Data lines:
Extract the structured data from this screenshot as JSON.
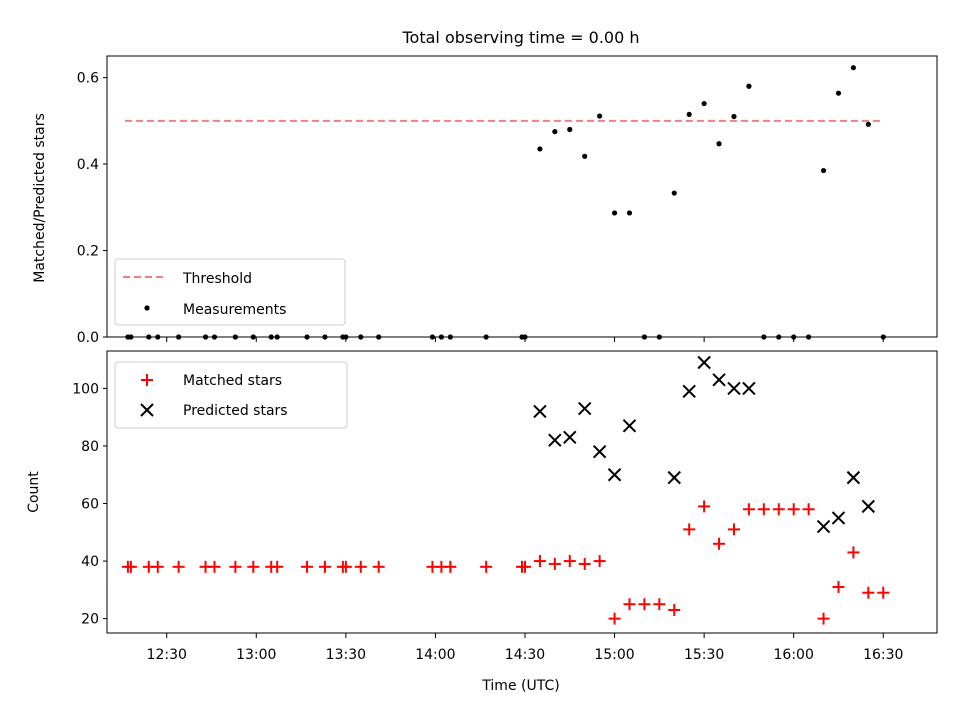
{
  "chart_data": [
    {
      "type": "scatter",
      "title": "Total observing time = 0.00 h",
      "xlabel": "",
      "ylabel": "Matched/Predicted stars",
      "ylim": [
        0,
        0.65
      ],
      "xlim": [
        "12:10",
        "16:48"
      ],
      "yticks": [
        "0.0",
        "0.2",
        "0.4",
        "0.6"
      ],
      "threshold": {
        "name": "Threshold",
        "value": 0.5,
        "x_start": "12:16",
        "x_end": "16:30",
        "color": "#F08080",
        "style": "dashed"
      },
      "series": [
        {
          "name": "Measurements",
          "color": "#000000",
          "marker": "dot",
          "points": [
            [
              "12:17",
              0
            ],
            [
              "12:18",
              0
            ],
            [
              "12:24",
              0
            ],
            [
              "12:27",
              0
            ],
            [
              "12:34",
              0
            ],
            [
              "12:43",
              0
            ],
            [
              "12:46",
              0
            ],
            [
              "12:53",
              0
            ],
            [
              "12:59",
              0
            ],
            [
              "13:05",
              0
            ],
            [
              "13:07",
              0
            ],
            [
              "13:17",
              0
            ],
            [
              "13:23",
              0
            ],
            [
              "13:29",
              0
            ],
            [
              "13:30",
              0
            ],
            [
              "13:35",
              0
            ],
            [
              "13:41",
              0
            ],
            [
              "13:59",
              0
            ],
            [
              "14:02",
              0
            ],
            [
              "14:05",
              0
            ],
            [
              "14:17",
              0
            ],
            [
              "14:29",
              0
            ],
            [
              "14:30",
              0
            ],
            [
              "14:35",
              0.435
            ],
            [
              "14:40",
              0.475
            ],
            [
              "14:45",
              0.48
            ],
            [
              "14:50",
              0.418
            ],
            [
              "14:55",
              0.511
            ],
            [
              "15:00",
              0.287
            ],
            [
              "15:05",
              0.287
            ],
            [
              "15:10",
              0
            ],
            [
              "15:15",
              0
            ],
            [
              "15:20",
              0.333
            ],
            [
              "15:25",
              0.515
            ],
            [
              "15:30",
              0.54
            ],
            [
              "15:35",
              0.447
            ],
            [
              "15:40",
              0.51
            ],
            [
              "15:45",
              0.58
            ],
            [
              "15:50",
              0
            ],
            [
              "15:55",
              0
            ],
            [
              "16:00",
              0
            ],
            [
              "16:05",
              0
            ],
            [
              "16:10",
              0.385
            ],
            [
              "16:15",
              0.564
            ],
            [
              "16:20",
              0.623
            ],
            [
              "16:25",
              0.492
            ],
            [
              "16:30",
              0
            ]
          ]
        }
      ],
      "legend": {
        "position": "lower-left",
        "entries": [
          "Threshold",
          "Measurements"
        ]
      }
    },
    {
      "type": "scatter",
      "title": "",
      "xlabel": "Time (UTC)",
      "ylabel": "Count",
      "ylim": [
        15,
        113
      ],
      "xlim": [
        "12:10",
        "16:48"
      ],
      "xticks": [
        "12:30",
        "13:00",
        "13:30",
        "14:00",
        "14:30",
        "15:00",
        "15:30",
        "16:00",
        "16:30"
      ],
      "yticks": [
        "20",
        "40",
        "60",
        "80",
        "100"
      ],
      "series": [
        {
          "name": "Matched stars",
          "color": "#FF0000",
          "marker": "plus",
          "points": [
            [
              "12:17",
              38
            ],
            [
              "12:18",
              38
            ],
            [
              "12:24",
              38
            ],
            [
              "12:27",
              38
            ],
            [
              "12:34",
              38
            ],
            [
              "12:43",
              38
            ],
            [
              "12:46",
              38
            ],
            [
              "12:53",
              38
            ],
            [
              "12:59",
              38
            ],
            [
              "13:05",
              38
            ],
            [
              "13:07",
              38
            ],
            [
              "13:17",
              38
            ],
            [
              "13:23",
              38
            ],
            [
              "13:29",
              38
            ],
            [
              "13:30",
              38
            ],
            [
              "13:35",
              38
            ],
            [
              "13:41",
              38
            ],
            [
              "13:59",
              38
            ],
            [
              "14:02",
              38
            ],
            [
              "14:05",
              38
            ],
            [
              "14:17",
              38
            ],
            [
              "14:29",
              38
            ],
            [
              "14:30",
              38
            ],
            [
              "14:35",
              40
            ],
            [
              "14:40",
              39
            ],
            [
              "14:45",
              40
            ],
            [
              "14:50",
              39
            ],
            [
              "14:55",
              40
            ],
            [
              "15:00",
              20
            ],
            [
              "15:05",
              25
            ],
            [
              "15:10",
              25
            ],
            [
              "15:15",
              25
            ],
            [
              "15:20",
              23
            ],
            [
              "15:25",
              51
            ],
            [
              "15:30",
              59
            ],
            [
              "15:35",
              46
            ],
            [
              "15:40",
              51
            ],
            [
              "15:45",
              58
            ],
            [
              "15:50",
              58
            ],
            [
              "15:55",
              58
            ],
            [
              "16:00",
              58
            ],
            [
              "16:05",
              58
            ],
            [
              "16:10",
              20
            ],
            [
              "16:15",
              31
            ],
            [
              "16:20",
              43
            ],
            [
              "16:25",
              29
            ],
            [
              "16:30",
              29
            ]
          ]
        },
        {
          "name": "Predicted stars",
          "color": "#000000",
          "marker": "x",
          "points": [
            [
              "14:35",
              92
            ],
            [
              "14:40",
              82
            ],
            [
              "14:45",
              83
            ],
            [
              "14:50",
              93
            ],
            [
              "14:55",
              78
            ],
            [
              "15:00",
              70
            ],
            [
              "15:05",
              87
            ],
            [
              "15:20",
              69
            ],
            [
              "15:25",
              99
            ],
            [
              "15:30",
              109
            ],
            [
              "15:35",
              103
            ],
            [
              "15:40",
              100
            ],
            [
              "15:45",
              100
            ],
            [
              "16:10",
              52
            ],
            [
              "16:15",
              55
            ],
            [
              "16:20",
              69
            ],
            [
              "16:25",
              59
            ]
          ]
        }
      ],
      "legend": {
        "position": "upper-left",
        "entries": [
          "Matched stars",
          "Predicted stars"
        ]
      }
    }
  ]
}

What you should do:
Using the records above, retype everything exactly except the pictures.

Result:
Extract the structured data from this screenshot as JSON.
{
  "chart_data": [
    {
      "type": "scatter",
      "title": "Total observing time = 0.00 h",
      "xlabel": "",
      "ylabel": "Matched/Predicted stars",
      "ylim": [
        0,
        0.65
      ],
      "xlim": [
        "12:10",
        "16:48"
      ],
      "yticks": [
        "0.0",
        "0.2",
        "0.4",
        "0.6"
      ],
      "threshold": {
        "name": "Threshold",
        "value": 0.5,
        "x_start": "12:16",
        "x_end": "16:30",
        "color": "#F08080",
        "style": "dashed"
      },
      "series": [
        {
          "name": "Measurements",
          "color": "#000000",
          "marker": "dot",
          "points": [
            [
              "12:17",
              0
            ],
            [
              "12:18",
              0
            ],
            [
              "12:24",
              0
            ],
            [
              "12:27",
              0
            ],
            [
              "12:34",
              0
            ],
            [
              "12:43",
              0
            ],
            [
              "12:46",
              0
            ],
            [
              "12:53",
              0
            ],
            [
              "12:59",
              0
            ],
            [
              "13:05",
              0
            ],
            [
              "13:07",
              0
            ],
            [
              "13:17",
              0
            ],
            [
              "13:23",
              0
            ],
            [
              "13:29",
              0
            ],
            [
              "13:30",
              0
            ],
            [
              "13:35",
              0
            ],
            [
              "13:41",
              0
            ],
            [
              "13:59",
              0
            ],
            [
              "14:02",
              0
            ],
            [
              "14:05",
              0
            ],
            [
              "14:17",
              0
            ],
            [
              "14:29",
              0
            ],
            [
              "14:30",
              0
            ],
            [
              "14:35",
              0.435
            ],
            [
              "14:40",
              0.475
            ],
            [
              "14:45",
              0.48
            ],
            [
              "14:50",
              0.418
            ],
            [
              "14:55",
              0.511
            ],
            [
              "15:00",
              0.287
            ],
            [
              "15:05",
              0.287
            ],
            [
              "15:10",
              0
            ],
            [
              "15:15",
              0
            ],
            [
              "15:20",
              0.333
            ],
            [
              "15:25",
              0.515
            ],
            [
              "15:30",
              0.54
            ],
            [
              "15:35",
              0.447
            ],
            [
              "15:40",
              0.51
            ],
            [
              "15:45",
              0.58
            ],
            [
              "15:50",
              0
            ],
            [
              "15:55",
              0
            ],
            [
              "16:00",
              0
            ],
            [
              "16:05",
              0
            ],
            [
              "16:10",
              0.385
            ],
            [
              "16:15",
              0.564
            ],
            [
              "16:20",
              0.623
            ],
            [
              "16:25",
              0.492
            ],
            [
              "16:30",
              0
            ]
          ]
        }
      ],
      "legend": {
        "position": "lower-left",
        "entries": [
          "Threshold",
          "Measurements"
        ]
      }
    },
    {
      "type": "scatter",
      "title": "",
      "xlabel": "Time (UTC)",
      "ylabel": "Count",
      "ylim": [
        15,
        113
      ],
      "xlim": [
        "12:10",
        "16:48"
      ],
      "xticks": [
        "12:30",
        "13:00",
        "13:30",
        "14:00",
        "14:30",
        "15:00",
        "15:30",
        "16:00",
        "16:30"
      ],
      "yticks": [
        "20",
        "40",
        "60",
        "80",
        "100"
      ],
      "series": [
        {
          "name": "Matched stars",
          "color": "#FF0000",
          "marker": "plus",
          "points": [
            [
              "12:17",
              38
            ],
            [
              "12:18",
              38
            ],
            [
              "12:24",
              38
            ],
            [
              "12:27",
              38
            ],
            [
              "12:34",
              38
            ],
            [
              "12:43",
              38
            ],
            [
              "12:46",
              38
            ],
            [
              "12:53",
              38
            ],
            [
              "12:59",
              38
            ],
            [
              "13:05",
              38
            ],
            [
              "13:07",
              38
            ],
            [
              "13:17",
              38
            ],
            [
              "13:23",
              38
            ],
            [
              "13:29",
              38
            ],
            [
              "13:30",
              38
            ],
            [
              "13:35",
              38
            ],
            [
              "13:41",
              38
            ],
            [
              "13:59",
              38
            ],
            [
              "14:02",
              38
            ],
            [
              "14:05",
              38
            ],
            [
              "14:17",
              38
            ],
            [
              "14:29",
              38
            ],
            [
              "14:30",
              38
            ],
            [
              "14:35",
              40
            ],
            [
              "14:40",
              39
            ],
            [
              "14:45",
              40
            ],
            [
              "14:50",
              39
            ],
            [
              "14:55",
              40
            ],
            [
              "15:00",
              20
            ],
            [
              "15:05",
              25
            ],
            [
              "15:10",
              25
            ],
            [
              "15:15",
              25
            ],
            [
              "15:20",
              23
            ],
            [
              "15:25",
              51
            ],
            [
              "15:30",
              59
            ],
            [
              "15:35",
              46
            ],
            [
              "15:40",
              51
            ],
            [
              "15:45",
              58
            ],
            [
              "15:50",
              58
            ],
            [
              "15:55",
              58
            ],
            [
              "16:00",
              58
            ],
            [
              "16:05",
              58
            ],
            [
              "16:10",
              20
            ],
            [
              "16:15",
              31
            ],
            [
              "16:20",
              43
            ],
            [
              "16:25",
              29
            ],
            [
              "16:30",
              29
            ]
          ]
        },
        {
          "name": "Predicted stars",
          "color": "#000000",
          "marker": "x",
          "points": [
            [
              "14:35",
              92
            ],
            [
              "14:40",
              82
            ],
            [
              "14:45",
              83
            ],
            [
              "14:50",
              93
            ],
            [
              "14:55",
              78
            ],
            [
              "15:00",
              70
            ],
            [
              "15:05",
              87
            ],
            [
              "15:20",
              69
            ],
            [
              "15:25",
              99
            ],
            [
              "15:30",
              109
            ],
            [
              "15:35",
              103
            ],
            [
              "15:40",
              100
            ],
            [
              "15:45",
              100
            ],
            [
              "16:10",
              52
            ],
            [
              "16:15",
              55
            ],
            [
              "16:20",
              69
            ],
            [
              "16:25",
              59
            ]
          ]
        }
      ],
      "legend": {
        "position": "upper-left",
        "entries": [
          "Matched stars",
          "Predicted stars"
        ]
      }
    }
  ]
}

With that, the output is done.